To be done:
Return the records that follow, matching each one exactly.

--- start of Data ---

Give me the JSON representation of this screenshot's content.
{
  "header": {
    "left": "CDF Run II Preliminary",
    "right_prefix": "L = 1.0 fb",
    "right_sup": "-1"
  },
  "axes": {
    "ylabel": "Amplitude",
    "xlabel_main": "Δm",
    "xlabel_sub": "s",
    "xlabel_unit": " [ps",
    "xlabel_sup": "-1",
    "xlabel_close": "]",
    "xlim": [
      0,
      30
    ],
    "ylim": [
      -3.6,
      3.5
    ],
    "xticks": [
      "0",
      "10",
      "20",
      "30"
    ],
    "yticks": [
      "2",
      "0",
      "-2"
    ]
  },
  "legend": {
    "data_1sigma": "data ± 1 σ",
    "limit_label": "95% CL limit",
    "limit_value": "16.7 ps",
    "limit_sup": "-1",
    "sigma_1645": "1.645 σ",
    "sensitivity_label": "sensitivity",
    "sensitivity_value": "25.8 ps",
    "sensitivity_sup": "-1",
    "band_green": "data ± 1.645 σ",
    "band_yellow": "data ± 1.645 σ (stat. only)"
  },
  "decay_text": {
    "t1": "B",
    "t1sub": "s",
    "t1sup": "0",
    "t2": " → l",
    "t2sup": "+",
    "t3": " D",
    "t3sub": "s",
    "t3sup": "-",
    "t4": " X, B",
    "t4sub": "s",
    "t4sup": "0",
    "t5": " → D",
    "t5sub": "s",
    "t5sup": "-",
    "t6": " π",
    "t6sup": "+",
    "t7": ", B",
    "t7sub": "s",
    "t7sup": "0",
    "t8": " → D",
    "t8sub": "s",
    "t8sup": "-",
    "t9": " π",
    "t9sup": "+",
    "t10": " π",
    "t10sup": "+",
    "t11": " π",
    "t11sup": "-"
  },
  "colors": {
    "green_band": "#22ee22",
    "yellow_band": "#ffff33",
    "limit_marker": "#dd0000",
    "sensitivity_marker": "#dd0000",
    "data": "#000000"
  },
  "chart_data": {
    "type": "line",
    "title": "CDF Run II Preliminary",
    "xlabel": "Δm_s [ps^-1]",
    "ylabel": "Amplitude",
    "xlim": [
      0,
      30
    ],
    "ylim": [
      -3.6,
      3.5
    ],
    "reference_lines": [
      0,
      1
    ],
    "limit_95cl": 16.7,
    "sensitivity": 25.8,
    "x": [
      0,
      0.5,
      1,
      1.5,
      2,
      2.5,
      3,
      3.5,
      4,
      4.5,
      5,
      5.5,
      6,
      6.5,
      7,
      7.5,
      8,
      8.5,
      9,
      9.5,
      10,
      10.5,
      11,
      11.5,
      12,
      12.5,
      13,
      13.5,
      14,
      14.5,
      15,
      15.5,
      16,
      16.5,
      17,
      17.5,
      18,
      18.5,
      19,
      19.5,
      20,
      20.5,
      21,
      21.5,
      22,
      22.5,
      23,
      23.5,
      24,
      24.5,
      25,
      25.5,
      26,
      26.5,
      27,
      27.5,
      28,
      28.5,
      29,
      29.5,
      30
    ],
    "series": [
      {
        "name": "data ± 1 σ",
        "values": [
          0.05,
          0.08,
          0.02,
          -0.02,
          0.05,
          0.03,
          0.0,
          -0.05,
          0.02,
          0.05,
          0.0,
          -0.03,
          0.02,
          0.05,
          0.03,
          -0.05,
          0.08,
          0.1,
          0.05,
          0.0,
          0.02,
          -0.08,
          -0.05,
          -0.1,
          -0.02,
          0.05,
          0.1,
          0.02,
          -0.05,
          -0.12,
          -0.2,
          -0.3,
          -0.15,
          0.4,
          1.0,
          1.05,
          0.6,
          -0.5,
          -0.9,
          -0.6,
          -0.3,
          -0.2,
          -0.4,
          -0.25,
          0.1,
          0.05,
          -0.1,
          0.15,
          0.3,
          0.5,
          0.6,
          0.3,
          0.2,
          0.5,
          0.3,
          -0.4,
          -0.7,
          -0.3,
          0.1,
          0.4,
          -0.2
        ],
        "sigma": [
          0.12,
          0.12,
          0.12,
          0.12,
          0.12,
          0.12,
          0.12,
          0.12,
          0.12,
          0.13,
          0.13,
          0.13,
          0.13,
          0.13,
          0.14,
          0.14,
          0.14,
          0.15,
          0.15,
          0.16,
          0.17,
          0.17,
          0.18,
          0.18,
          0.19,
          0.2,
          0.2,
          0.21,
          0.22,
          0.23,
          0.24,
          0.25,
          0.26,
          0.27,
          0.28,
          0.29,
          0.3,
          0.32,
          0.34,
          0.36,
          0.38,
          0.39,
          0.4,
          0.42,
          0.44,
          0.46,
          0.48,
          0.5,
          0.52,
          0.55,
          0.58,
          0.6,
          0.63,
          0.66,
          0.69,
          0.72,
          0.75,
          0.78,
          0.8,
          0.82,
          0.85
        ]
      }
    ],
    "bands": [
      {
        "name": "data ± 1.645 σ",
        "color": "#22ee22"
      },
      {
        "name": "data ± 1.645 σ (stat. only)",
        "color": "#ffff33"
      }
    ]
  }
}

--- end of Data ---

Expected answer:
Give me the JSON representation of this screenshot's content.
{
  "header": {
    "left": "CDF Run II Preliminary",
    "right_prefix": "L = 1.0 fb",
    "right_sup": "-1"
  },
  "axes": {
    "ylabel": "Amplitude",
    "xlabel_main": "Δm",
    "xlabel_sub": "s",
    "xlabel_unit": " [ps",
    "xlabel_sup": "-1",
    "xlabel_close": "]",
    "xlim": [
      0,
      30
    ],
    "ylim": [
      -3.6,
      3.5
    ],
    "xticks": [
      "0",
      "10",
      "20",
      "30"
    ],
    "yticks": [
      "2",
      "0",
      "-2"
    ]
  },
  "legend": {
    "data_1sigma": "data ± 1 σ",
    "limit_label": "95% CL limit",
    "limit_value": "16.7 ps",
    "limit_sup": "-1",
    "sigma_1645": "1.645 σ",
    "sensitivity_label": "sensitivity",
    "sensitivity_value": "25.8 ps",
    "sensitivity_sup": "-1",
    "band_green": "data ± 1.645 σ",
    "band_yellow": "data ± 1.645 σ (stat. only)"
  },
  "decay_text": {
    "t1": "B",
    "t1sub": "s",
    "t1sup": "0",
    "t2": " → l",
    "t2sup": "+",
    "t3": " D",
    "t3sub": "s",
    "t3sup": "-",
    "t4": " X, B",
    "t4sub": "s",
    "t4sup": "0",
    "t5": " → D",
    "t5sub": "s",
    "t5sup": "-",
    "t6": " π",
    "t6sup": "+",
    "t7": ", B",
    "t7sub": "s",
    "t7sup": "0",
    "t8": " → D",
    "t8sub": "s",
    "t8sup": "-",
    "t9": " π",
    "t9sup": "+",
    "t10": " π",
    "t10sup": "+",
    "t11": " π",
    "t11sup": "-"
  },
  "colors": {
    "green_band": "#22ee22",
    "yellow_band": "#ffff33",
    "limit_marker": "#dd0000",
    "sensitivity_marker": "#dd0000",
    "data": "#000000"
  },
  "chart_data": {
    "type": "line",
    "title": "CDF Run II Preliminary",
    "xlabel": "Δm_s [ps^-1]",
    "ylabel": "Amplitude",
    "xlim": [
      0,
      30
    ],
    "ylim": [
      -3.6,
      3.5
    ],
    "reference_lines": [
      0,
      1
    ],
    "limit_95cl": 16.7,
    "sensitivity": 25.8,
    "x": [
      0,
      0.5,
      1,
      1.5,
      2,
      2.5,
      3,
      3.5,
      4,
      4.5,
      5,
      5.5,
      6,
      6.5,
      7,
      7.5,
      8,
      8.5,
      9,
      9.5,
      10,
      10.5,
      11,
      11.5,
      12,
      12.5,
      13,
      13.5,
      14,
      14.5,
      15,
      15.5,
      16,
      16.5,
      17,
      17.5,
      18,
      18.5,
      19,
      19.5,
      20,
      20.5,
      21,
      21.5,
      22,
      22.5,
      23,
      23.5,
      24,
      24.5,
      25,
      25.5,
      26,
      26.5,
      27,
      27.5,
      28,
      28.5,
      29,
      29.5,
      30
    ],
    "series": [
      {
        "name": "data ± 1 σ",
        "values": [
          0.05,
          0.08,
          0.02,
          -0.02,
          0.05,
          0.03,
          0.0,
          -0.05,
          0.02,
          0.05,
          0.0,
          -0.03,
          0.02,
          0.05,
          0.03,
          -0.05,
          0.08,
          0.1,
          0.05,
          0.0,
          0.02,
          -0.08,
          -0.05,
          -0.1,
          -0.02,
          0.05,
          0.1,
          0.02,
          -0.05,
          -0.12,
          -0.2,
          -0.3,
          -0.15,
          0.4,
          1.0,
          1.05,
          0.6,
          -0.5,
          -0.9,
          -0.6,
          -0.3,
          -0.2,
          -0.4,
          -0.25,
          0.1,
          0.05,
          -0.1,
          0.15,
          0.3,
          0.5,
          0.6,
          0.3,
          0.2,
          0.5,
          0.3,
          -0.4,
          -0.7,
          -0.3,
          0.1,
          0.4,
          -0.2
        ],
        "sigma": [
          0.12,
          0.12,
          0.12,
          0.12,
          0.12,
          0.12,
          0.12,
          0.12,
          0.12,
          0.13,
          0.13,
          0.13,
          0.13,
          0.13,
          0.14,
          0.14,
          0.14,
          0.15,
          0.15,
          0.16,
          0.17,
          0.17,
          0.18,
          0.18,
          0.19,
          0.2,
          0.2,
          0.21,
          0.22,
          0.23,
          0.24,
          0.25,
          0.26,
          0.27,
          0.28,
          0.29,
          0.3,
          0.32,
          0.34,
          0.36,
          0.38,
          0.39,
          0.4,
          0.42,
          0.44,
          0.46,
          0.48,
          0.5,
          0.52,
          0.55,
          0.58,
          0.6,
          0.63,
          0.66,
          0.69,
          0.72,
          0.75,
          0.78,
          0.8,
          0.82,
          0.85
        ]
      }
    ],
    "bands": [
      {
        "name": "data ± 1.645 σ",
        "color": "#22ee22"
      },
      {
        "name": "data ± 1.645 σ (stat. only)",
        "color": "#ffff33"
      }
    ]
  }
}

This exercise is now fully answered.